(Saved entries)
◆ ◆ ◆ ◆ ◆ ◆ ◆

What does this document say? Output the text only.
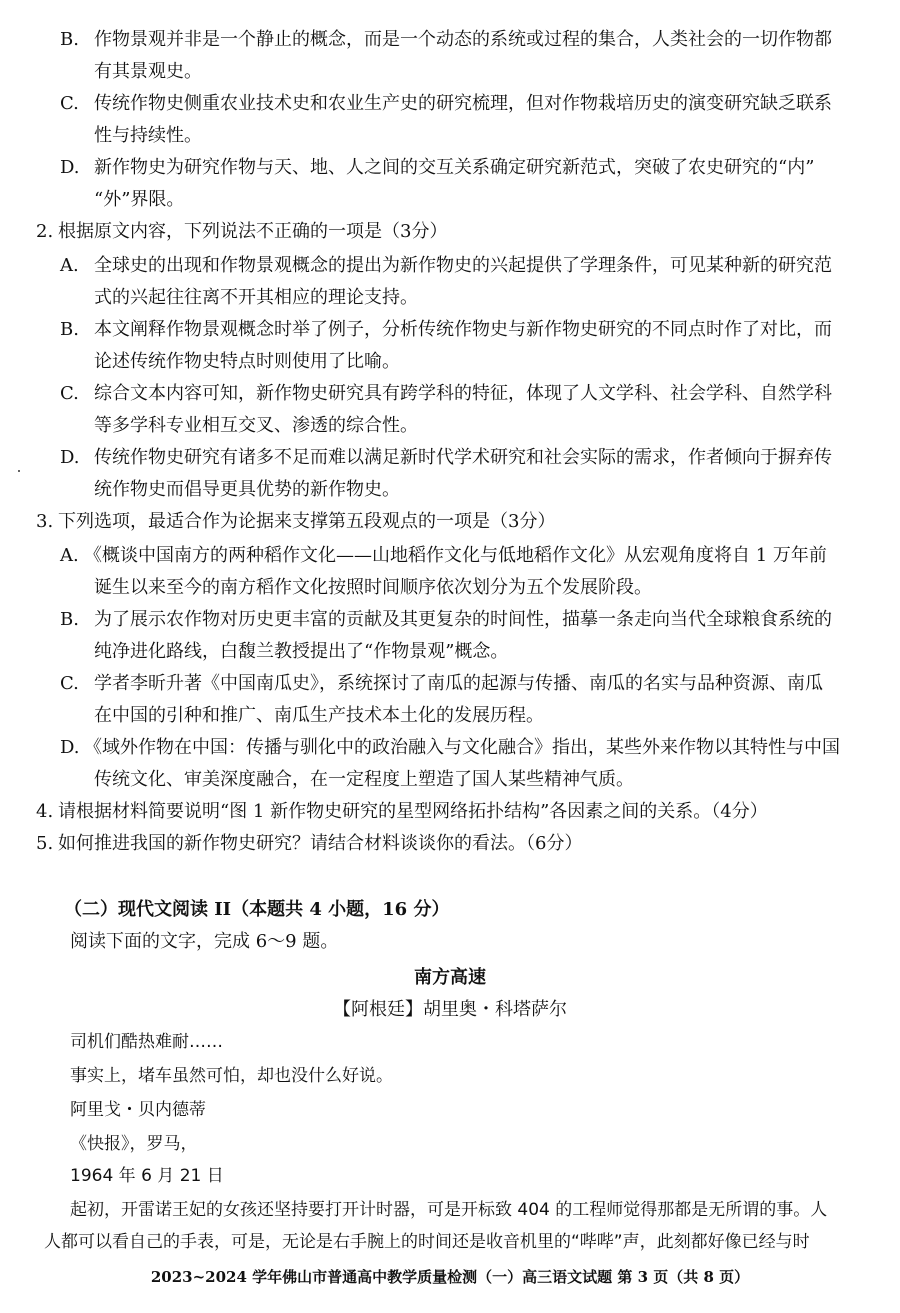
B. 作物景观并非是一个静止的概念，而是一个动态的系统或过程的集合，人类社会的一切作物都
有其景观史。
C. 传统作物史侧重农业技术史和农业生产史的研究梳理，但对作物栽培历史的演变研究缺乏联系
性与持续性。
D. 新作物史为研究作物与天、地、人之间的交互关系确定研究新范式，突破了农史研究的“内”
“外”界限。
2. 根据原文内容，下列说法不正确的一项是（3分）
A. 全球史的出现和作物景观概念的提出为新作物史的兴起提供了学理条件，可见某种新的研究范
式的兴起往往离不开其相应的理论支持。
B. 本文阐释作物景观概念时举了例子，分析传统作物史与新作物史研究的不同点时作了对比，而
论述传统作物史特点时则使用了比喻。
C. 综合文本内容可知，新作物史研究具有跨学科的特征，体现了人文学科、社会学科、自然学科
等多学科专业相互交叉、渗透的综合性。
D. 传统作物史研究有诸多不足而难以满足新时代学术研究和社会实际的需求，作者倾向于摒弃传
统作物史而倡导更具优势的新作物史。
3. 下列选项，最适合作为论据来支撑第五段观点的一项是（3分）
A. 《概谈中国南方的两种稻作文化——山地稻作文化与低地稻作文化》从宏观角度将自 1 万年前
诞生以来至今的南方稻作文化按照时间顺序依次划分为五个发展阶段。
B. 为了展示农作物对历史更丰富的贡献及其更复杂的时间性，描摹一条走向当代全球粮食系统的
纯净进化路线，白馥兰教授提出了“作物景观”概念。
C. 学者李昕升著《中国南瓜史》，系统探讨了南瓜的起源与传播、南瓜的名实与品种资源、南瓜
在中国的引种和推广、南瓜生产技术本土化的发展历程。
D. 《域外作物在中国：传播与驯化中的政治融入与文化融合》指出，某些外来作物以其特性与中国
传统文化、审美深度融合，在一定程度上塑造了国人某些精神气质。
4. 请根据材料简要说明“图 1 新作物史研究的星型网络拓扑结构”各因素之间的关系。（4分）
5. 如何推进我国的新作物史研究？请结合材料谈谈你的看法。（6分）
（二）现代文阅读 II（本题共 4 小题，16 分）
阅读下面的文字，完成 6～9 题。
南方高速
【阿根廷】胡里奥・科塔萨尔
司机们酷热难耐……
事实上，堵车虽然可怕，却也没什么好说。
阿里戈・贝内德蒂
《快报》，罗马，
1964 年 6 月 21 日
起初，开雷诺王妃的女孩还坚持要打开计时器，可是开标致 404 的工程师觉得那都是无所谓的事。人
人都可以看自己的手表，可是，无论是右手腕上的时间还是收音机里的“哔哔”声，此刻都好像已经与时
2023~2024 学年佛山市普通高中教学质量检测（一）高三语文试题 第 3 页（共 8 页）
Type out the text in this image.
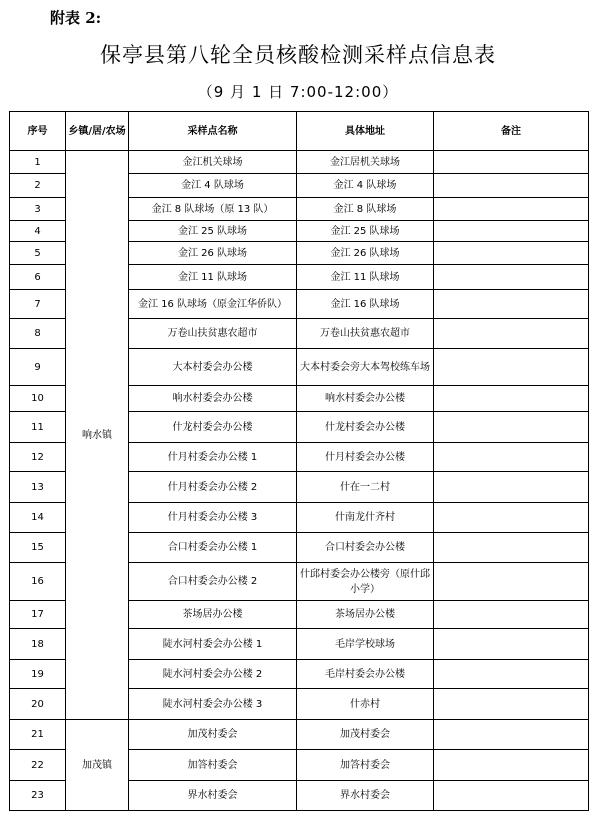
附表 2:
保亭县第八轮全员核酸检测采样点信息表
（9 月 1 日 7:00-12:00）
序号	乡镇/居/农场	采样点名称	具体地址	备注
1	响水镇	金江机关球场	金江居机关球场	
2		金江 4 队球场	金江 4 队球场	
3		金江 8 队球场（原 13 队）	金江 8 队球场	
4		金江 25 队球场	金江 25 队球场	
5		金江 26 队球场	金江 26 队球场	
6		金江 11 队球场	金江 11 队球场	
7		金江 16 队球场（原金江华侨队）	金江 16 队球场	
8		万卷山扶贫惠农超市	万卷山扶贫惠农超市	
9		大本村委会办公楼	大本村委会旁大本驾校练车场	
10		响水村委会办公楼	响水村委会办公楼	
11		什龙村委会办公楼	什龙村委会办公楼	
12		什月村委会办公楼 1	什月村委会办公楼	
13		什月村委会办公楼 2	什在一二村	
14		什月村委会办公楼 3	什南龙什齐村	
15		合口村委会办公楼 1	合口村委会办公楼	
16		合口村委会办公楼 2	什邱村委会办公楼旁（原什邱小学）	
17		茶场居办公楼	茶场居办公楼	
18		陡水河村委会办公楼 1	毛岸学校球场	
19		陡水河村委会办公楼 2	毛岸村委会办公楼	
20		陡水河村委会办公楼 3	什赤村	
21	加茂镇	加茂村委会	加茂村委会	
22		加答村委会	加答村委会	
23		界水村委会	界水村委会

◆ ◆ ◆ ◆ ◆ ◆ ◆

Task statement » Retype the entries word for word. Omit any images.

Task solution »
What does this document say? Output the text only.
B. 作物景观并非是一个静止的概念，而是一个动态的系统或过程的集合，人类社会的一切作物都
有其景观史。
C. 传统作物史侧重农业技术史和农业生产史的研究梳理，但对作物栽培历史的演变研究缺乏联系
性与持续性。
D. 新作物史为研究作物与天、地、人之间的交互关系确定研究新范式，突破了农史研究的“内”
“外”界限。
2. 根据原文内容，下列说法不正确的一项是（3分）
A. 全球史的出现和作物景观概念的提出为新作物史的兴起提供了学理条件，可见某种新的研究范
式的兴起往往离不开其相应的理论支持。
B. 本文阐释作物景观概念时举了例子，分析传统作物史与新作物史研究的不同点时作了对比，而
论述传统作物史特点时则使用了比喻。
C. 综合文本内容可知，新作物史研究具有跨学科的特征，体现了人文学科、社会学科、自然学科
等多学科专业相互交叉、渗透的综合性。
D. 传统作物史研究有诸多不足而难以满足新时代学术研究和社会实际的需求，作者倾向于摒弃传
统作物史而倡导更具优势的新作物史。
3. 下列选项，最适合作为论据来支撑第五段观点的一项是（3分）
A. 《概谈中国南方的两种稻作文化——山地稻作文化与低地稻作文化》从宏观角度将自 1 万年前
诞生以来至今的南方稻作文化按照时间顺序依次划分为五个发展阶段。
B. 为了展示农作物对历史更丰富的贡献及其更复杂的时间性，描摹一条走向当代全球粮食系统的
纯净进化路线，白馥兰教授提出了“作物景观”概念。
C. 学者李昕升著《中国南瓜史》，系统探讨了南瓜的起源与传播、南瓜的名实与品种资源、南瓜
在中国的引种和推广、南瓜生产技术本土化的发展历程。
D. 《域外作物在中国：传播与驯化中的政治融入与文化融合》指出，某些外来作物以其特性与中国
传统文化、审美深度融合，在一定程度上塑造了国人某些精神气质。
4. 请根据材料简要说明“图 1 新作物史研究的星型网络拓扑结构”各因素之间的关系。（4分）
5. 如何推进我国的新作物史研究？请结合材料谈谈你的看法。（6分）
（二）现代文阅读 II（本题共 4 小题，16 分）
阅读下面的文字，完成 6～9 题。
南方高速
【阿根廷】胡里奥・科塔萨尔
司机们酷热难耐……
事实上，堵车虽然可怕，却也没什么好说。
阿里戈・贝内德蒂
《快报》，罗马，
1964 年 6 月 21 日
起初，开雷诺王妃的女孩还坚持要打开计时器，可是开标致 404 的工程师觉得那都是无所谓的事。人
人都可以看自己的手表，可是，无论是右手腕上的时间还是收音机里的“哔哔”声，此刻都好像已经与时
2023~2024 学年佛山市普通高中教学质量检测（一）高三语文试题 第 3 页（共 8 页）
Type out the text in this image.
附表 2:
保亭县第八轮全员核酸检测采样点信息表
（9 月 1 日 7:00-12:00）
序号	乡镇/居/农场	采样点名称	具体地址	备注
1	响水镇	金江机关球场	金江居机关球场	
2		金江 4 队球场	金江 4 队球场	
3		金江 8 队球场（原 13 队）	金江 8 队球场	
4		金江 25 队球场	金江 25 队球场	
5		金江 26 队球场	金江 26 队球场	
6		金江 11 队球场	金江 11 队球场	
7		金江 16 队球场（原金江华侨队）	金江 16 队球场	
8		万卷山扶贫惠农超市	万卷山扶贫惠农超市	
9		大本村委会办公楼	大本村委会旁大本驾校练车场	
10		响水村委会办公楼	响水村委会办公楼	
11		什龙村委会办公楼	什龙村委会办公楼	
12		什月村委会办公楼 1	什月村委会办公楼	
13		什月村委会办公楼 2	什在一二村	
14		什月村委会办公楼 3	什南龙什齐村	
15		合口村委会办公楼 1	合口村委会办公楼	
16		合口村委会办公楼 2	什邱村委会办公楼旁（原什邱小学）	
17		茶场居办公楼	茶场居办公楼	
18		陡水河村委会办公楼 1	毛岸学校球场	
19		陡水河村委会办公楼 2	毛岸村委会办公楼	
20		陡水河村委会办公楼 3	什赤村	
21	加茂镇	加茂村委会	加茂村委会	
22		加答村委会	加答村委会	
23		界水村委会	界水村委会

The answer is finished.